## Do this:
Repeat the listing exactly as given, omitting every image.

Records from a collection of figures
====================
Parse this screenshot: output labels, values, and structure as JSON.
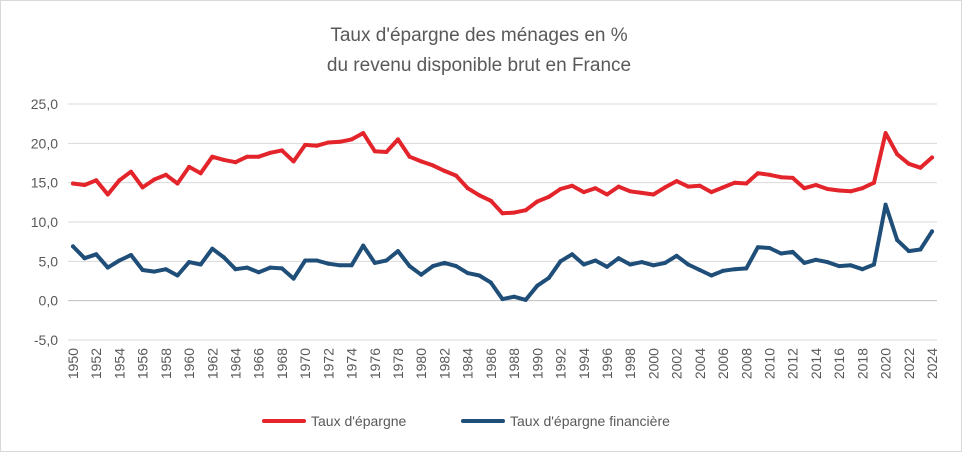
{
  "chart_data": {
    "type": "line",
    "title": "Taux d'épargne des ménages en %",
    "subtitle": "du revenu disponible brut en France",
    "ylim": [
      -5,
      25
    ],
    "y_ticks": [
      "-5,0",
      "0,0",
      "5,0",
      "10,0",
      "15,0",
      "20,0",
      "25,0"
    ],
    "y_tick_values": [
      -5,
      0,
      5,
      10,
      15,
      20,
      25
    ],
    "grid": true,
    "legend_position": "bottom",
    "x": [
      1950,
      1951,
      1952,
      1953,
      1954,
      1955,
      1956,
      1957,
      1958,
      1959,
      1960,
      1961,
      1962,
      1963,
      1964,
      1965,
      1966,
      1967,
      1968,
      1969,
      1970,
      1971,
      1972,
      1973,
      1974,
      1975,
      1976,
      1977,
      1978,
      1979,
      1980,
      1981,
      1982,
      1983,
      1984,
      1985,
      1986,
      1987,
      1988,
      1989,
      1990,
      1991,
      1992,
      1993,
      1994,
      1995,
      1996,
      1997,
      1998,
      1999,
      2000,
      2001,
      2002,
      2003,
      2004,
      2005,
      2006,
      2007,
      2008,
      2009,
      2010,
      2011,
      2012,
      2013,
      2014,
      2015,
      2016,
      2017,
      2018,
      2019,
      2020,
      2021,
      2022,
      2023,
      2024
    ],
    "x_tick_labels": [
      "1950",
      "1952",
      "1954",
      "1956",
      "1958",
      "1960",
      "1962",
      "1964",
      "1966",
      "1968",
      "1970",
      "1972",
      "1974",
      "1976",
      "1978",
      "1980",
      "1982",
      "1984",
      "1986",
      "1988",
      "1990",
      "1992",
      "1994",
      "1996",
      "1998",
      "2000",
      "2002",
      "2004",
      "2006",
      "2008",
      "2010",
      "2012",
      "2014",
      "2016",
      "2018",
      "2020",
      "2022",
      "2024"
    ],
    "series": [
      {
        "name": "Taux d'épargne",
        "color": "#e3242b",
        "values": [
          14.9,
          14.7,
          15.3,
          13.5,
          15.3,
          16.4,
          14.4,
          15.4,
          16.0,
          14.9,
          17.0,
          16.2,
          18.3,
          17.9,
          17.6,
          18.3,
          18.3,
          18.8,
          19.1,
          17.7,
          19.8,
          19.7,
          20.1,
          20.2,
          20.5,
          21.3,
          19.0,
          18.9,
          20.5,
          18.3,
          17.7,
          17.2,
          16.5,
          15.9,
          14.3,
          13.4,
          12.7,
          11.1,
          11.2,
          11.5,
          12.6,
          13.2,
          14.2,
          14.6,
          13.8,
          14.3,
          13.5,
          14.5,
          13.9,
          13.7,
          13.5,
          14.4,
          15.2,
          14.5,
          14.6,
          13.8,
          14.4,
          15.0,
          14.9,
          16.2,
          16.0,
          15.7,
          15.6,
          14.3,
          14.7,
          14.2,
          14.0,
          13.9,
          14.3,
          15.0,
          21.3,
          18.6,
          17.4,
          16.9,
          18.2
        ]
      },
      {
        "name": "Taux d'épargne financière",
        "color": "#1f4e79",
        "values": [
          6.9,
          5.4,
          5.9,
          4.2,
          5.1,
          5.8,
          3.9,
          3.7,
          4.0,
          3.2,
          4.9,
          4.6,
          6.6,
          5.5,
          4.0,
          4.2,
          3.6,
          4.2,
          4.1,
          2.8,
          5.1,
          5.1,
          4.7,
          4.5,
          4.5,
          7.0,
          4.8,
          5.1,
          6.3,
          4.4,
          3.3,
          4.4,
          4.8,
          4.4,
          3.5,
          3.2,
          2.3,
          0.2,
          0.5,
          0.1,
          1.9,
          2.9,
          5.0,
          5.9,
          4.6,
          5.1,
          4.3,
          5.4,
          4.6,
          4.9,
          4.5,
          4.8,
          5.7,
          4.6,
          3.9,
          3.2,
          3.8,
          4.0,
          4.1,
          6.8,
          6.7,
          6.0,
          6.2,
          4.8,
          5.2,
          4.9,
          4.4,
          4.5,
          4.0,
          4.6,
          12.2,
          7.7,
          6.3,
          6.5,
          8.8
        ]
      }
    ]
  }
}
====================
## Completed task:
Parse this screenshot: output labels, values, and structure as JSON.
{
  "chart_data": {
    "type": "line",
    "title": "Taux d'épargne des ménages en %",
    "subtitle": "du revenu disponible brut en France",
    "ylim": [
      -5,
      25
    ],
    "y_ticks": [
      "-5,0",
      "0,0",
      "5,0",
      "10,0",
      "15,0",
      "20,0",
      "25,0"
    ],
    "y_tick_values": [
      -5,
      0,
      5,
      10,
      15,
      20,
      25
    ],
    "grid": true,
    "legend_position": "bottom",
    "x": [
      1950,
      1951,
      1952,
      1953,
      1954,
      1955,
      1956,
      1957,
      1958,
      1959,
      1960,
      1961,
      1962,
      1963,
      1964,
      1965,
      1966,
      1967,
      1968,
      1969,
      1970,
      1971,
      1972,
      1973,
      1974,
      1975,
      1976,
      1977,
      1978,
      1979,
      1980,
      1981,
      1982,
      1983,
      1984,
      1985,
      1986,
      1987,
      1988,
      1989,
      1990,
      1991,
      1992,
      1993,
      1994,
      1995,
      1996,
      1997,
      1998,
      1999,
      2000,
      2001,
      2002,
      2003,
      2004,
      2005,
      2006,
      2007,
      2008,
      2009,
      2010,
      2011,
      2012,
      2013,
      2014,
      2015,
      2016,
      2017,
      2018,
      2019,
      2020,
      2021,
      2022,
      2023,
      2024
    ],
    "x_tick_labels": [
      "1950",
      "1952",
      "1954",
      "1956",
      "1958",
      "1960",
      "1962",
      "1964",
      "1966",
      "1968",
      "1970",
      "1972",
      "1974",
      "1976",
      "1978",
      "1980",
      "1982",
      "1984",
      "1986",
      "1988",
      "1990",
      "1992",
      "1994",
      "1996",
      "1998",
      "2000",
      "2002",
      "2004",
      "2006",
      "2008",
      "2010",
      "2012",
      "2014",
      "2016",
      "2018",
      "2020",
      "2022",
      "2024"
    ],
    "series": [
      {
        "name": "Taux d'épargne",
        "color": "#e3242b",
        "values": [
          14.9,
          14.7,
          15.3,
          13.5,
          15.3,
          16.4,
          14.4,
          15.4,
          16.0,
          14.9,
          17.0,
          16.2,
          18.3,
          17.9,
          17.6,
          18.3,
          18.3,
          18.8,
          19.1,
          17.7,
          19.8,
          19.7,
          20.1,
          20.2,
          20.5,
          21.3,
          19.0,
          18.9,
          20.5,
          18.3,
          17.7,
          17.2,
          16.5,
          15.9,
          14.3,
          13.4,
          12.7,
          11.1,
          11.2,
          11.5,
          12.6,
          13.2,
          14.2,
          14.6,
          13.8,
          14.3,
          13.5,
          14.5,
          13.9,
          13.7,
          13.5,
          14.4,
          15.2,
          14.5,
          14.6,
          13.8,
          14.4,
          15.0,
          14.9,
          16.2,
          16.0,
          15.7,
          15.6,
          14.3,
          14.7,
          14.2,
          14.0,
          13.9,
          14.3,
          15.0,
          21.3,
          18.6,
          17.4,
          16.9,
          18.2
        ]
      },
      {
        "name": "Taux d'épargne financière",
        "color": "#1f4e79",
        "values": [
          6.9,
          5.4,
          5.9,
          4.2,
          5.1,
          5.8,
          3.9,
          3.7,
          4.0,
          3.2,
          4.9,
          4.6,
          6.6,
          5.5,
          4.0,
          4.2,
          3.6,
          4.2,
          4.1,
          2.8,
          5.1,
          5.1,
          4.7,
          4.5,
          4.5,
          7.0,
          4.8,
          5.1,
          6.3,
          4.4,
          3.3,
          4.4,
          4.8,
          4.4,
          3.5,
          3.2,
          2.3,
          0.2,
          0.5,
          0.1,
          1.9,
          2.9,
          5.0,
          5.9,
          4.6,
          5.1,
          4.3,
          5.4,
          4.6,
          4.9,
          4.5,
          4.8,
          5.7,
          4.6,
          3.9,
          3.2,
          3.8,
          4.0,
          4.1,
          6.8,
          6.7,
          6.0,
          6.2,
          4.8,
          5.2,
          4.9,
          4.4,
          4.5,
          4.0,
          4.6,
          12.2,
          7.7,
          6.3,
          6.5,
          8.8
        ]
      }
    ]
  }
}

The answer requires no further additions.